* _Given request_: Set down the full listing exactly as given. Any pictures are to be left out.

═══ Supplied information

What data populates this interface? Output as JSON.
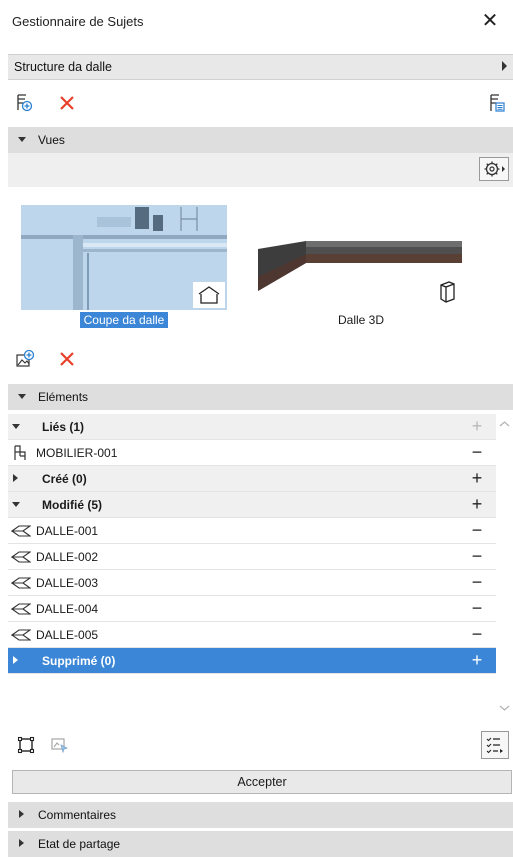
{
  "window": {
    "title": "Gestionnaire de Sujets"
  },
  "subject": {
    "name": "Structure da dalle"
  },
  "sections": {
    "views": "Vues",
    "elements": "Eléments",
    "comments": "Commentaires",
    "sharing": "Etat de partage"
  },
  "views": [
    {
      "caption": "Coupe da dalle",
      "selected": true,
      "type_icon": "section-icon"
    },
    {
      "caption": "Dalle 3D",
      "selected": false,
      "type_icon": "3d-box-icon"
    }
  ],
  "elements": {
    "linked": {
      "label": "Liés (1)",
      "items": [
        "MOBILIER-001"
      ]
    },
    "created": {
      "label": "Créé (0)"
    },
    "modified": {
      "label": "Modifié (5)",
      "items": [
        "DALLE-001",
        "DALLE-002",
        "DALLE-003",
        "DALLE-004",
        "DALLE-005"
      ]
    },
    "deleted": {
      "label": "Supprimé (0)"
    }
  },
  "buttons": {
    "accept": "Accepter"
  },
  "colors": {
    "accent": "#3b86d6",
    "delete": "#e8402b",
    "add_icon": "#2a7fcf"
  }
}
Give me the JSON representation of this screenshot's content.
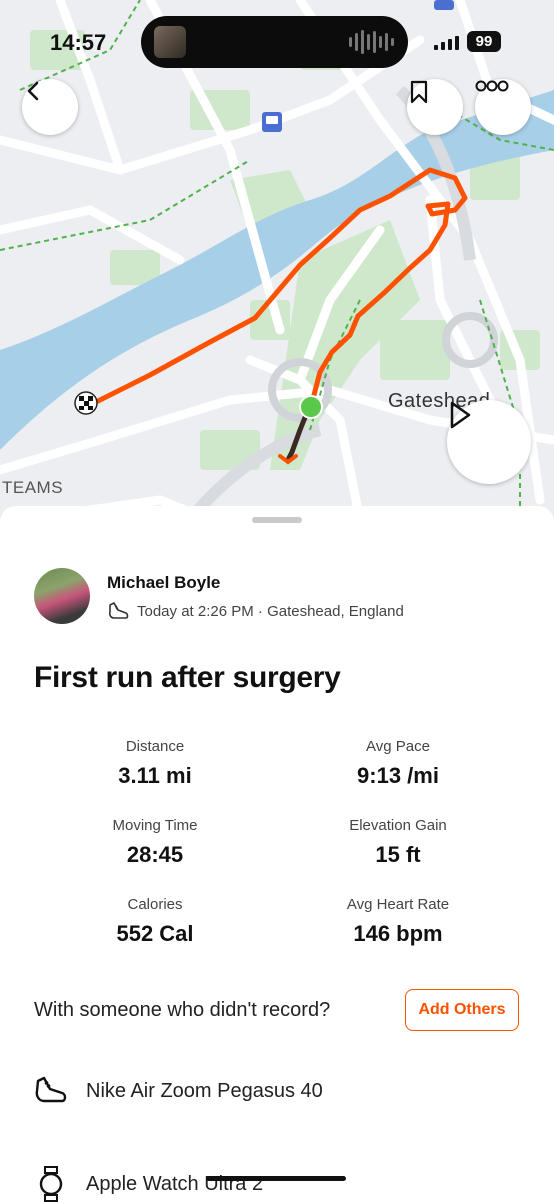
{
  "status_bar": {
    "time": "14:57",
    "battery": "99"
  },
  "map": {
    "place_label": "Gateshead",
    "corner_label": "TEAMS",
    "route_color": "#fc5200",
    "start_color": "#5ac84a"
  },
  "activity": {
    "athlete_name": "Michael Boyle",
    "meta": "Today at 2:26 PM · Gateshead, England",
    "title": "First run after surgery"
  },
  "stats": [
    {
      "label": "Distance",
      "value": "3.11 mi"
    },
    {
      "label": "Avg Pace",
      "value": "9:13 /mi"
    },
    {
      "label": "Moving Time",
      "value": "28:45"
    },
    {
      "label": "Elevation Gain",
      "value": "15 ft"
    },
    {
      "label": "Calories",
      "value": "552 Cal"
    },
    {
      "label": "Avg Heart Rate",
      "value": "146 bpm"
    }
  ],
  "others": {
    "question": "With someone who didn't record?",
    "button": "Add Others"
  },
  "gear": {
    "shoes": "Nike Air Zoom Pegasus 40",
    "device": "Apple Watch Ultra 2"
  },
  "icons": [
    "back-icon",
    "bookmark-icon",
    "more-icon",
    "play-icon",
    "shoe-icon",
    "watch-icon",
    "finish-flag-icon",
    "train-icon"
  ]
}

══════

* _The result_:
What data populates this interface? Output as JSON.
{
  "window": {
    "title": "Gestionnaire de Sujets"
  },
  "subject": {
    "name": "Structure da dalle"
  },
  "sections": {
    "views": "Vues",
    "elements": "Eléments",
    "comments": "Commentaires",
    "sharing": "Etat de partage"
  },
  "views": [
    {
      "caption": "Coupe da dalle",
      "selected": true,
      "type_icon": "section-icon"
    },
    {
      "caption": "Dalle 3D",
      "selected": false,
      "type_icon": "3d-box-icon"
    }
  ],
  "elements": {
    "linked": {
      "label": "Liés (1)",
      "items": [
        "MOBILIER-001"
      ]
    },
    "created": {
      "label": "Créé (0)"
    },
    "modified": {
      "label": "Modifié (5)",
      "items": [
        "DALLE-001",
        "DALLE-002",
        "DALLE-003",
        "DALLE-004",
        "DALLE-005"
      ]
    },
    "deleted": {
      "label": "Supprimé (0)"
    }
  },
  "buttons": {
    "accept": "Accepter"
  },
  "colors": {
    "accent": "#3b86d6",
    "delete": "#e8402b",
    "add_icon": "#2a7fcf"
  }
}
Give me the JSON representation of this screenshot's content.
{
  "status_bar": {
    "time": "14:57",
    "battery": "99"
  },
  "map": {
    "place_label": "Gateshead",
    "corner_label": "TEAMS",
    "route_color": "#fc5200",
    "start_color": "#5ac84a"
  },
  "activity": {
    "athlete_name": "Michael Boyle",
    "meta": "Today at 2:26 PM · Gateshead, England",
    "title": "First run after surgery"
  },
  "stats": [
    {
      "label": "Distance",
      "value": "3.11 mi"
    },
    {
      "label": "Avg Pace",
      "value": "9:13 /mi"
    },
    {
      "label": "Moving Time",
      "value": "28:45"
    },
    {
      "label": "Elevation Gain",
      "value": "15 ft"
    },
    {
      "label": "Calories",
      "value": "552 Cal"
    },
    {
      "label": "Avg Heart Rate",
      "value": "146 bpm"
    }
  ],
  "others": {
    "question": "With someone who didn't record?",
    "button": "Add Others"
  },
  "gear": {
    "shoes": "Nike Air Zoom Pegasus 40",
    "device": "Apple Watch Ultra 2"
  },
  "icons": [
    "back-icon",
    "bookmark-icon",
    "more-icon",
    "play-icon",
    "shoe-icon",
    "watch-icon",
    "finish-flag-icon",
    "train-icon"
  ]
}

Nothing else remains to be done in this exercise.